**Work required:** Leaving out the pictures, retype all the material exactly.

**Stored items:**
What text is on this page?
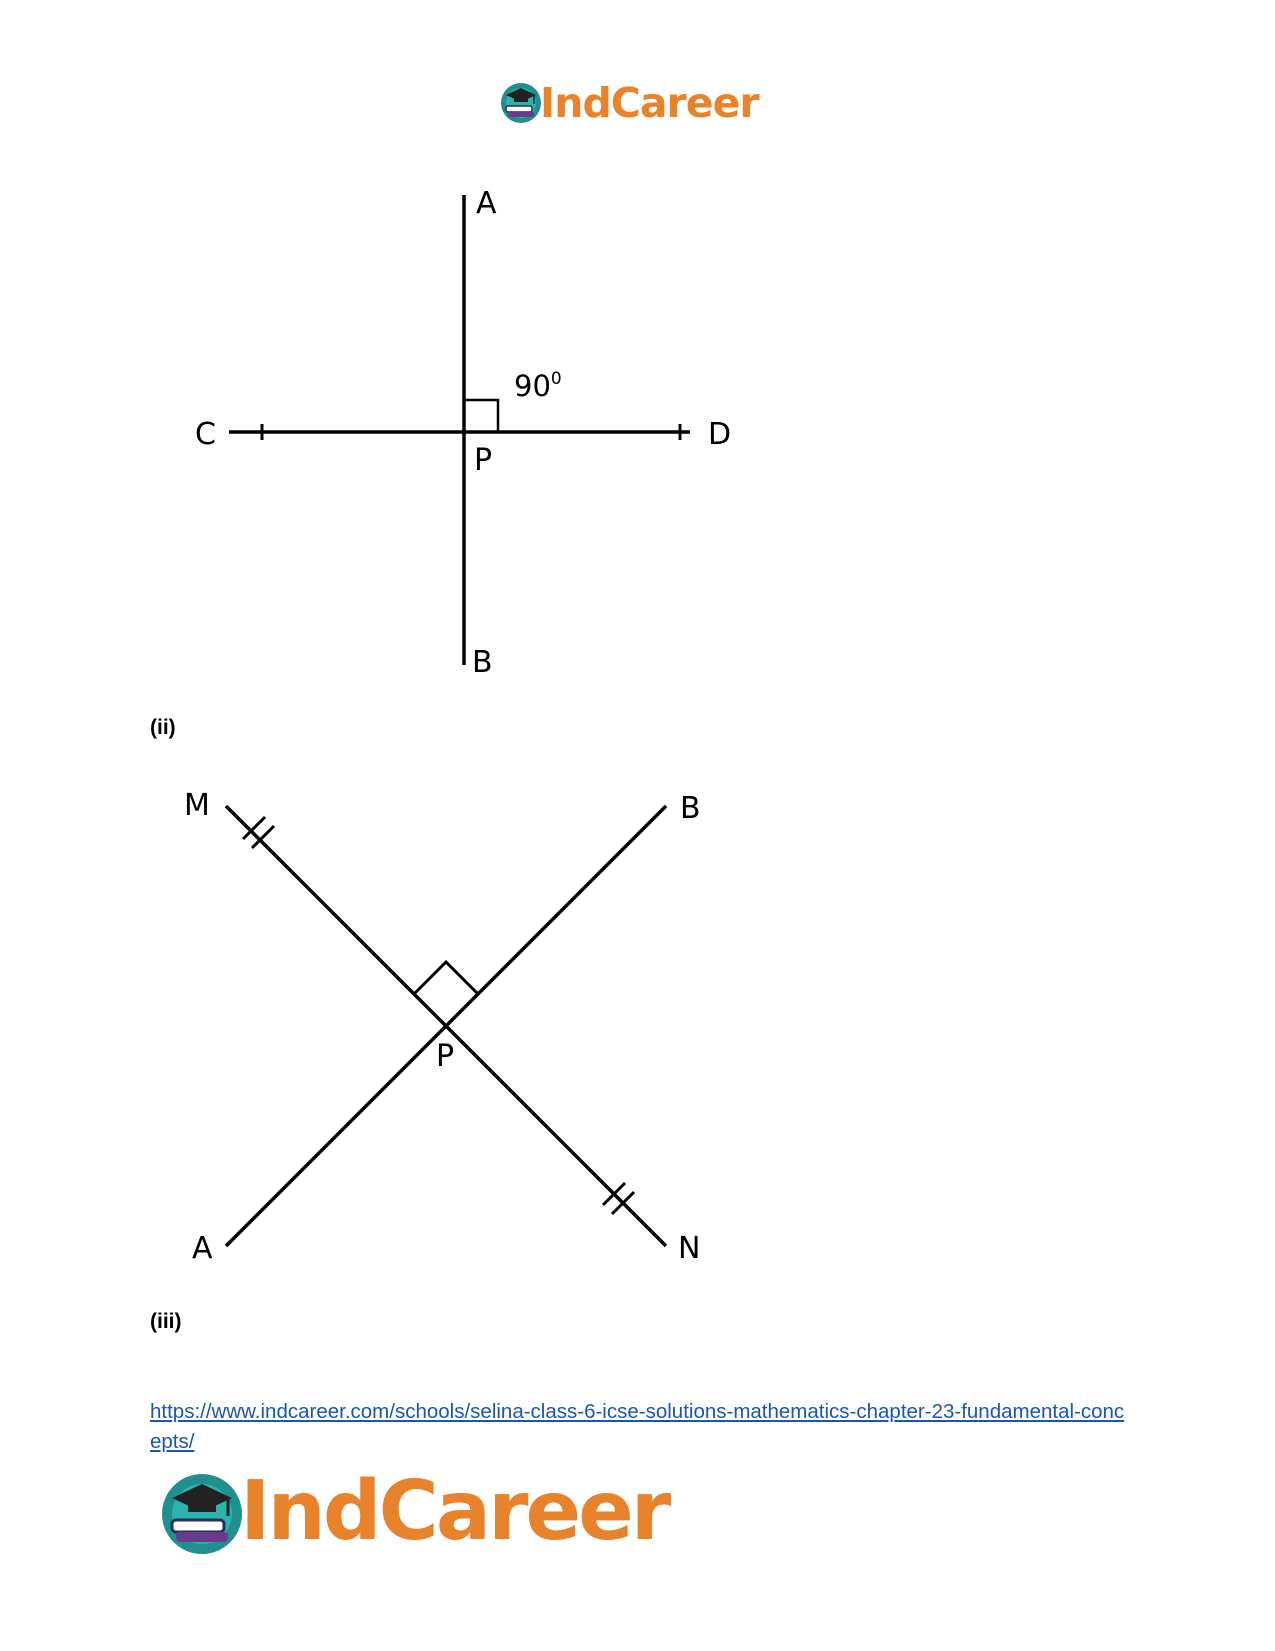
IndCareer
A
B
C	D
P
$90^0$
(ii)
M	B
A	N
P
(iii)
https://www.indcareer.com/schools/selina-class-6-icse-solutions-mathematics-chapter-23-fundamental-concepts/
IndCareer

**Result of the exercise:**
What text is on this page?
IndCareer
A
B
C	D
P
$90^0$
(ii)
M	B
A	N
P
(iii)
https://www.indcareer.com/schools/selina-class-6-icse-solutions-mathematics-chapter-23-fundamental-concepts/
IndCareer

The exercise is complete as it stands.